Read the data and repeat all of it exactly.
** Begin MATERIAL SUPPLIED **
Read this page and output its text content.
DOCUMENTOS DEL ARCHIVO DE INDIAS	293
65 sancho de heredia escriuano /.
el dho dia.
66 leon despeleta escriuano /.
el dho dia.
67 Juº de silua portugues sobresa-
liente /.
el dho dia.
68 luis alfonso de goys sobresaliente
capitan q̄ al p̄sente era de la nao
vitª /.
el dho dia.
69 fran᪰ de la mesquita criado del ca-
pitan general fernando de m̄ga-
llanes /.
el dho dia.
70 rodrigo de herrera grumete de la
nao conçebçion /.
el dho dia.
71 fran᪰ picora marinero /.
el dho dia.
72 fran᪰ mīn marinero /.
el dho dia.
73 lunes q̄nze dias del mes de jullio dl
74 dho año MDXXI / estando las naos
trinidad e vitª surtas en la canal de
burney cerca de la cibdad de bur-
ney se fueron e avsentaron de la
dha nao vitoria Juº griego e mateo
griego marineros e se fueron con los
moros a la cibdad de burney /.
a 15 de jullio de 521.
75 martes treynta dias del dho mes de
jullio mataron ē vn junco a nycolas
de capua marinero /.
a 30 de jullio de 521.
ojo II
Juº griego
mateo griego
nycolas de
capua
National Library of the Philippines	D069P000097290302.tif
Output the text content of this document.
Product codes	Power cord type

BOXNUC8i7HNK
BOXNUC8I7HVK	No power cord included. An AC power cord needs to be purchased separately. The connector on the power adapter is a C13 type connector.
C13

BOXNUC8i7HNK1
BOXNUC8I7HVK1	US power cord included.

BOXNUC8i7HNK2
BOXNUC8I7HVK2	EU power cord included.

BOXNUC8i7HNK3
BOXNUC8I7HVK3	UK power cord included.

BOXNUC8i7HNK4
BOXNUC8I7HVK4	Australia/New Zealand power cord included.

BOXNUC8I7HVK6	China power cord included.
** End MATERIAL SUPPLIED **
FINAL RESULT:
Read this page and output its text content.
DOCUMENTOS DEL ARCHIVO DE INDIAS	293
65 sancho de heredia escriuano /.
el dho dia.
66 leon despeleta escriuano /.
el dho dia.
67 Juº de silua portugues sobresa-
liente /.
el dho dia.
68 luis alfonso de goys sobresaliente
capitan q̄ al p̄sente era de la nao
vitª /.
el dho dia.
69 fran᪰ de la mesquita criado del ca-
pitan general fernando de m̄ga-
llanes /.
el dho dia.
70 rodrigo de herrera grumete de la
nao conçebçion /.
el dho dia.
71 fran᪰ picora marinero /.
el dho dia.
72 fran᪰ mīn marinero /.
el dho dia.
73 lunes q̄nze dias del mes de jullio dl
74 dho año MDXXI / estando las naos
trinidad e vitª surtas en la canal de
burney cerca de la cibdad de bur-
ney se fueron e avsentaron de la
dha nao vitoria Juº griego e mateo
griego marineros e se fueron con los
moros a la cibdad de burney /.
a 15 de jullio de 521.
75 martes treynta dias del dho mes de
jullio mataron ē vn junco a nycolas
de capua marinero /.
a 30 de jullio de 521.
ojo II
Juº griego
mateo griego
nycolas de
capua
National Library of the Philippines	D069P000097290302.tif
Output the text content of this document.
Product codes	Power cord type

BOXNUC8i7HNK
BOXNUC8I7HVK	No power cord included. An AC power cord needs to be purchased separately. The connector on the power adapter is a C13 type connector.
C13

BOXNUC8i7HNK1
BOXNUC8I7HVK1	US power cord included.

BOXNUC8i7HNK2
BOXNUC8I7HVK2	EU power cord included.

BOXNUC8i7HNK3
BOXNUC8I7HVK3	UK power cord included.

BOXNUC8i7HNK4
BOXNUC8I7HVK4	Australia/New Zealand power cord included.

BOXNUC8I7HVK6	China power cord included.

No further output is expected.